### GIVEN PROBLEM
Find out how many lines of the material contain the string "windows" and give only that figure.

### RECORDS PROVIDED

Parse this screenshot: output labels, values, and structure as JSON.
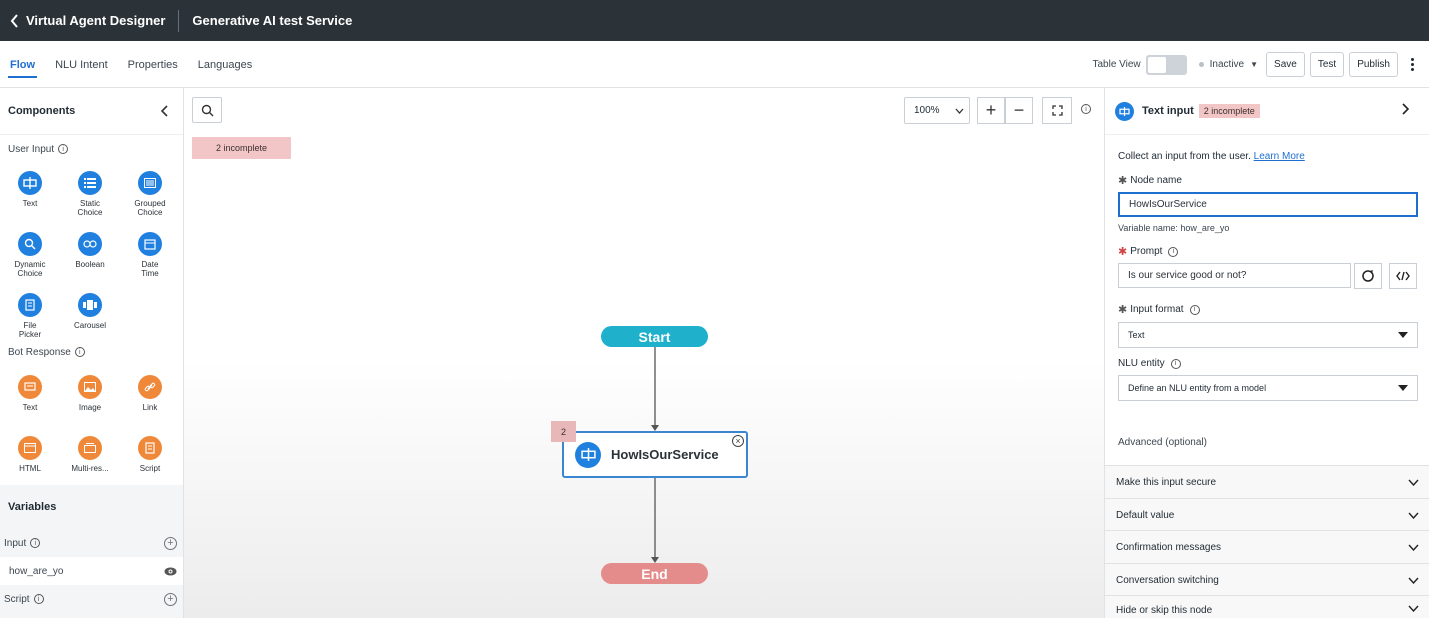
{
  "topbar": {
    "app_title": "Virtual Agent Designer",
    "doc_title": "Generative AI test Service"
  },
  "tabs": [
    {
      "label": "Flow",
      "active": true
    },
    {
      "label": "NLU Intent",
      "active": false
    },
    {
      "label": "Properties",
      "active": false
    },
    {
      "label": "Languages",
      "active": false
    }
  ],
  "toolbar": {
    "table_view_label": "Table View",
    "table_view_on": false,
    "status": "Inactive",
    "save_label": "Save",
    "test_label": "Test",
    "publish_label": "Publish"
  },
  "sidebar": {
    "title": "Components",
    "user_input_label": "User Input",
    "user_input_items": [
      "Text",
      "Static\nChoice",
      "Grouped\nChoice",
      "Dynamic\nChoice",
      "Boolean",
      "Date\nTime",
      "File\nPicker",
      "Carousel"
    ],
    "bot_response_label": "Bot Response",
    "bot_response_items": [
      "Text",
      "Image",
      "Link",
      "HTML",
      "Multi-res...",
      "Script"
    ],
    "variables_title": "Variables",
    "input_label": "Input",
    "input_var": "how_are_yo",
    "script_label": "Script"
  },
  "canvas": {
    "incomplete_label": "2 incomplete",
    "zoom": "100%",
    "start_label": "Start",
    "end_label": "End",
    "node_name": "HowIsOurService",
    "node_badge": "2"
  },
  "panel": {
    "title": "Text input",
    "badge": "2 incomplete",
    "description": "Collect an input from the user.",
    "learn_more": "Learn More",
    "node_name_label": "Node name",
    "node_name_value": "HowIsOurService",
    "variable_name": "Variable name: how_are_yo",
    "prompt_label": "Prompt",
    "prompt_value": "Is our service good or not?",
    "input_format_label": "Input format",
    "input_format_value": "Text",
    "nlu_entity_label": "NLU entity",
    "nlu_entity_value": "Define an NLU entity from a model",
    "advanced_label": "Advanced (optional)",
    "sections": [
      "Make this input secure",
      "Default value",
      "Confirmation messages",
      "Conversation switching",
      "Hide or skip this node"
    ]
  },
  "colors": {
    "topbar": "#2b3238",
    "accent": "#1f6fd1",
    "start": "#1fb0cc",
    "end": "#e48b8b",
    "incomplete": "#f2c6c6"
  }
}
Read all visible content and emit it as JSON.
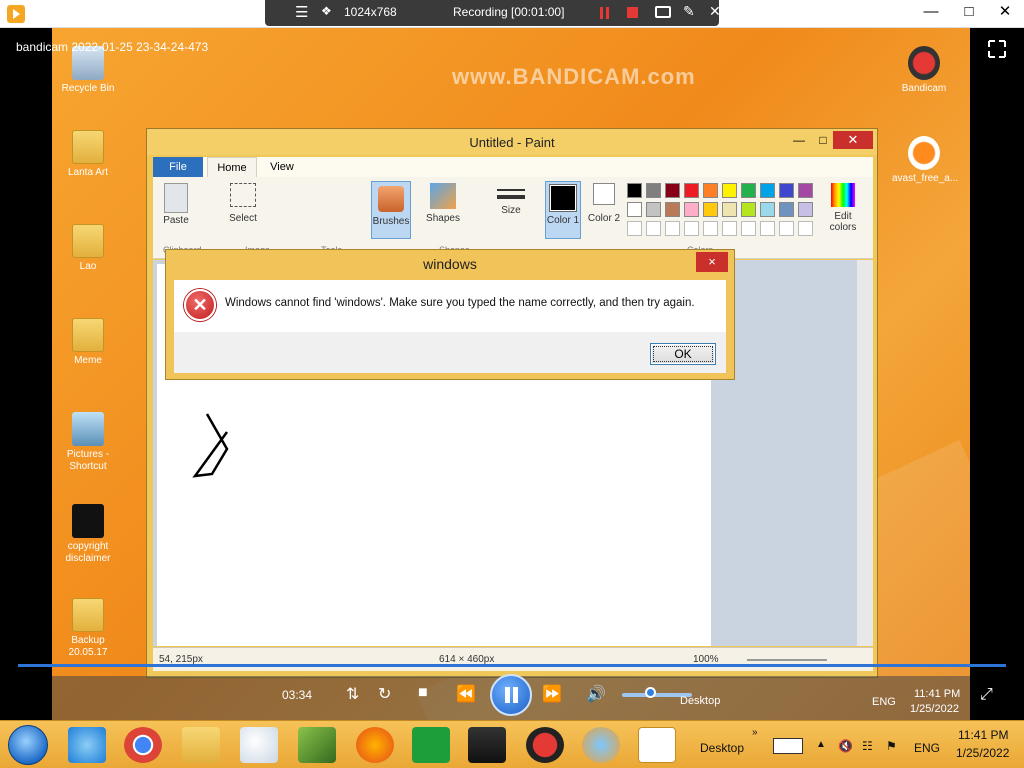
{
  "player": {
    "resolution": "1024x768",
    "recording_status": "Recording [00:01:00]",
    "video_filename": "bandicam 2022-01-25 23-34-24-473",
    "watermark": "www.BANDICAM.com",
    "current_time": "03:34",
    "playback_progress": 1.0,
    "volume_level": 0.4
  },
  "desktop": {
    "icons_left": [
      {
        "label": "Recycle Bin"
      },
      {
        "label": "Lanta Art"
      },
      {
        "label": "Lao"
      },
      {
        "label": "Meme"
      },
      {
        "label": "Pictures - Shortcut"
      },
      {
        "label": "copyright disclaimer"
      },
      {
        "label": "Backup 20.05.17"
      }
    ],
    "icons_right": [
      {
        "label": "Bandicam"
      },
      {
        "label": "avast_free_a..."
      }
    ]
  },
  "paint": {
    "title": "Untitled - Paint",
    "tabs": [
      "File",
      "Home",
      "View"
    ],
    "groups": [
      "Clipboard",
      "Image",
      "Tools",
      "Shapes",
      "Colors"
    ],
    "buttons": {
      "paste": "Paste",
      "select": "Select",
      "brushes": "Brushes",
      "shapes": "Shapes",
      "size": "Size",
      "color1": "Color 1",
      "color2": "Color 2",
      "edit_colors": "Edit colors"
    },
    "status": {
      "cursor_pos": "54, 215px",
      "canvas_size": "614 × 460px",
      "zoom": "100%"
    },
    "palette_row1": [
      "#000000",
      "#7f7f7f",
      "#880015",
      "#ed1c24",
      "#ff7f27",
      "#fff200",
      "#22b14c",
      "#00a2e8",
      "#3f48cc",
      "#a349a4"
    ],
    "palette_row2": [
      "#ffffff",
      "#c3c3c3",
      "#b97a57",
      "#ffaec9",
      "#ffc90e",
      "#efe4b0",
      "#b5e61d",
      "#99d9ea",
      "#7092be",
      "#c8bfe7"
    ]
  },
  "dialog": {
    "title": "windows",
    "message": "Windows cannot find 'windows'. Make sure you typed the name correctly, and then try again.",
    "ok_label": "OK",
    "close_glyph": "×"
  },
  "taskbar": {
    "desktop_label": "Desktop",
    "language": "ENG",
    "time": "11:41 PM",
    "date": "1/25/2022"
  },
  "ghost_taskbar": {
    "desktop_label": "Desktop",
    "language": "ENG",
    "time": "11:41 PM",
    "date": "1/25/2022"
  }
}
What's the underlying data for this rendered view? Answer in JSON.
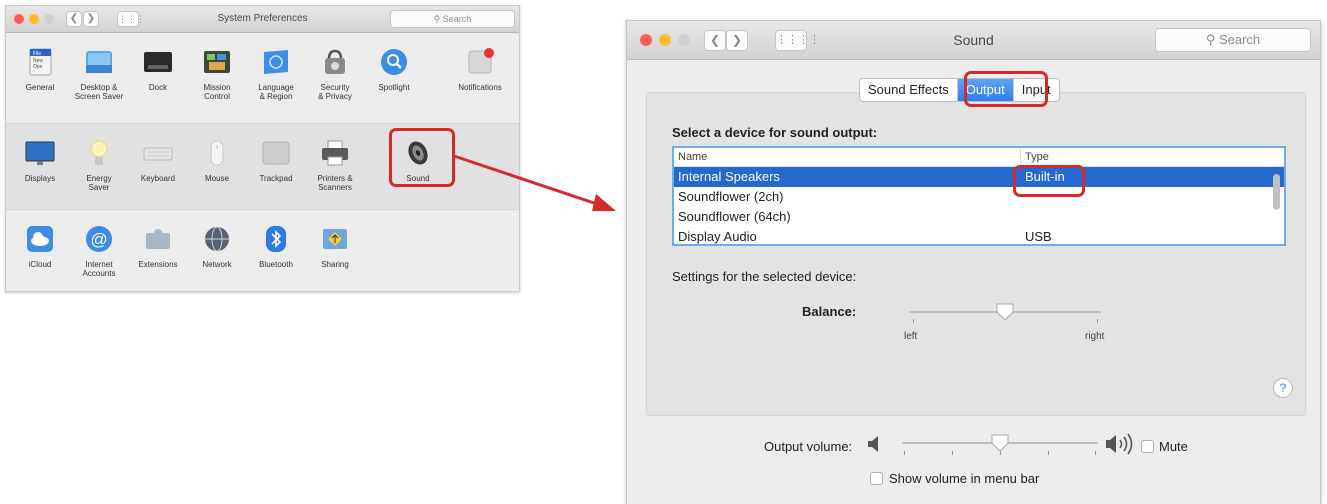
{
  "sysprefs": {
    "title": "System Preferences",
    "search_placeholder": "Search",
    "row1": [
      {
        "label1": "General",
        "label2": ""
      },
      {
        "label1": "Desktop &",
        "label2": "Screen Saver"
      },
      {
        "label1": "Dock",
        "label2": ""
      },
      {
        "label1": "Mission",
        "label2": "Control"
      },
      {
        "label1": "Language",
        "label2": "& Region"
      },
      {
        "label1": "Security",
        "label2": "& Privacy"
      },
      {
        "label1": "Spotlight",
        "label2": ""
      },
      {
        "label1": "Notifications",
        "label2": ""
      }
    ],
    "row2": [
      {
        "label1": "Displays",
        "label2": ""
      },
      {
        "label1": "Energy",
        "label2": "Saver"
      },
      {
        "label1": "Keyboard",
        "label2": ""
      },
      {
        "label1": "Mouse",
        "label2": ""
      },
      {
        "label1": "Trackpad",
        "label2": ""
      },
      {
        "label1": "Printers &",
        "label2": "Scanners"
      },
      {
        "label1": "Sound",
        "label2": ""
      }
    ],
    "row3": [
      {
        "label1": "iCloud",
        "label2": ""
      },
      {
        "label1": "Internet",
        "label2": "Accounts"
      },
      {
        "label1": "Extensions",
        "label2": ""
      },
      {
        "label1": "Network",
        "label2": ""
      },
      {
        "label1": "Bluetooth",
        "label2": ""
      },
      {
        "label1": "Sharing",
        "label2": ""
      }
    ],
    "general_icon_text": [
      "File",
      "New",
      "Ope"
    ]
  },
  "sound": {
    "title": "Sound",
    "search_placeholder": "Search",
    "tabs": [
      "Sound Effects",
      "Output",
      "Input"
    ],
    "active_tab": "Output",
    "device_heading": "Select a device for sound output:",
    "columns": [
      "Name",
      "Type"
    ],
    "devices": [
      {
        "name": "Internal Speakers",
        "type": "Built-in"
      },
      {
        "name": "Soundflower (2ch)",
        "type": ""
      },
      {
        "name": "Soundflower (64ch)",
        "type": ""
      },
      {
        "name": "Display Audio",
        "type": "USB"
      }
    ],
    "settings_heading": "Settings for the selected device:",
    "balance_label": "Balance:",
    "balance_left": "left",
    "balance_right": "right",
    "balance_value": 0.5,
    "help": "?",
    "output_volume_label": "Output volume:",
    "volume_value": 0.5,
    "mute_label": "Mute",
    "menu_bar_label": "Show volume in menu bar"
  },
  "colors": {
    "highlight_red": "#d42a2a",
    "selection_blue": "#2468d0",
    "arrow_red": "#d42a2a"
  }
}
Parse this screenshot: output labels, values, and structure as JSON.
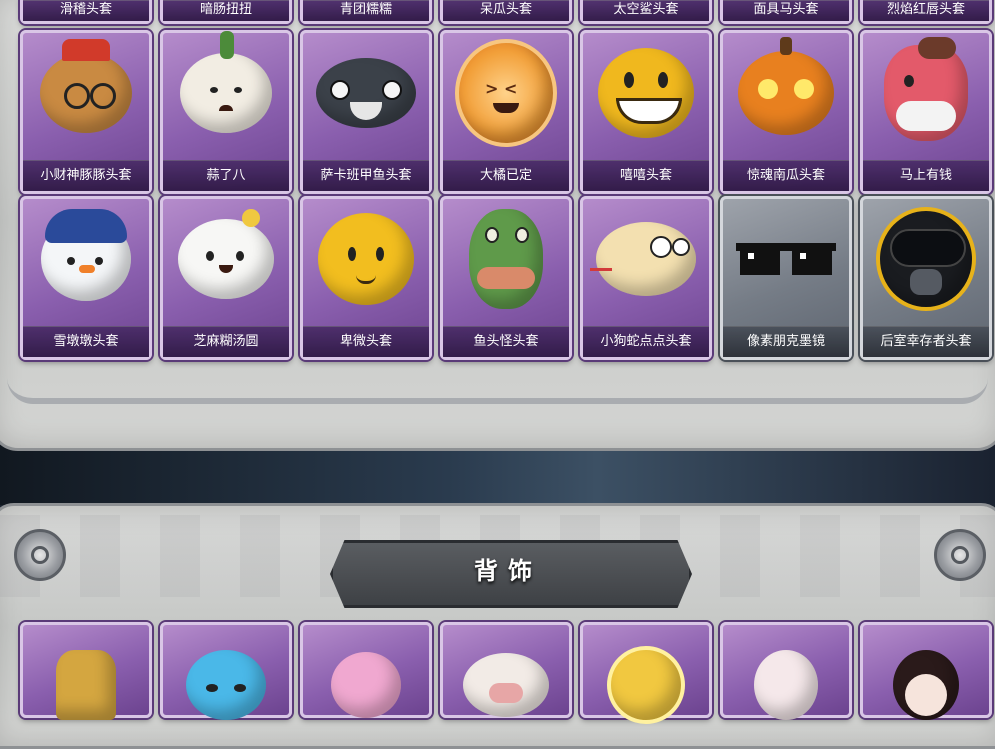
{
  "top_row_partial": [
    "滑稽头套",
    "暗肠扭扭",
    "青团糯糯",
    "呆瓜头套",
    "太空鲨头套",
    "面具马头套",
    "烈焰红唇头套"
  ],
  "row1": [
    {
      "label": "小财神豚豚头套",
      "rarity": "purple",
      "icon": "capybara-god-head-icon",
      "color": "#c98a42"
    },
    {
      "label": "蒜了八",
      "rarity": "purple",
      "icon": "garlic-head-icon",
      "color": "#f2ede3"
    },
    {
      "label": "萨卡班甲鱼头套",
      "rarity": "purple",
      "icon": "fish-head-icon",
      "color": "#3b4149"
    },
    {
      "label": "大橘已定",
      "rarity": "purple",
      "icon": "orange-slice-head-icon",
      "color": "#f2a03a"
    },
    {
      "label": "嘻嘻头套",
      "rarity": "purple",
      "icon": "grin-emoji-head-icon",
      "color": "#f0b81e"
    },
    {
      "label": "惊魂南瓜头套",
      "rarity": "purple",
      "icon": "pumpkin-head-icon",
      "color": "#e8801f"
    },
    {
      "label": "马上有钱",
      "rarity": "purple",
      "icon": "horse-head-icon",
      "color": "#e35a6a"
    }
  ],
  "row2": [
    {
      "label": "雪墩墩头套",
      "rarity": "purple",
      "icon": "snowman-head-icon",
      "color": "#f4f6f8"
    },
    {
      "label": "芝麻糊汤圆",
      "rarity": "purple",
      "icon": "rice-ball-head-icon",
      "color": "#f7f7f5"
    },
    {
      "label": "卑微头套",
      "rarity": "purple",
      "icon": "shy-emoji-head-icon",
      "color": "#f2be1f"
    },
    {
      "label": "鱼头怪头套",
      "rarity": "purple",
      "icon": "fish-man-head-icon",
      "color": "#5f9a4a"
    },
    {
      "label": "小狗蛇点点头套",
      "rarity": "purple",
      "icon": "snake-head-icon",
      "color": "#f3e0b0"
    },
    {
      "label": "像素朋克墨镜",
      "rarity": "grey",
      "icon": "pixel-sunglasses-icon",
      "color": "#111111"
    },
    {
      "label": "后室幸存者头套",
      "rarity": "grey",
      "icon": "gas-mask-helmet-icon",
      "color": "#2a2c30"
    }
  ],
  "section": {
    "title": "背饰"
  },
  "backpieces": [
    {
      "icon": "golden-ornament-icon",
      "color": "#d4a640"
    },
    {
      "icon": "blue-cat-backpiece-icon",
      "color": "#4ab8e8"
    },
    {
      "icon": "unicorn-backpiece-icon",
      "color": "#f0a8d0"
    },
    {
      "icon": "cow-backpiece-icon",
      "color": "#f2ebe6"
    },
    {
      "icon": "sun-crown-backpiece-icon",
      "color": "#f1c840"
    },
    {
      "icon": "fox-backpiece-icon",
      "color": "#f5e8ea"
    },
    {
      "icon": "lady-doll-backpiece-icon",
      "color": "#2a1a1a"
    }
  ]
}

### SOLUTION TO THE PROBLEM
2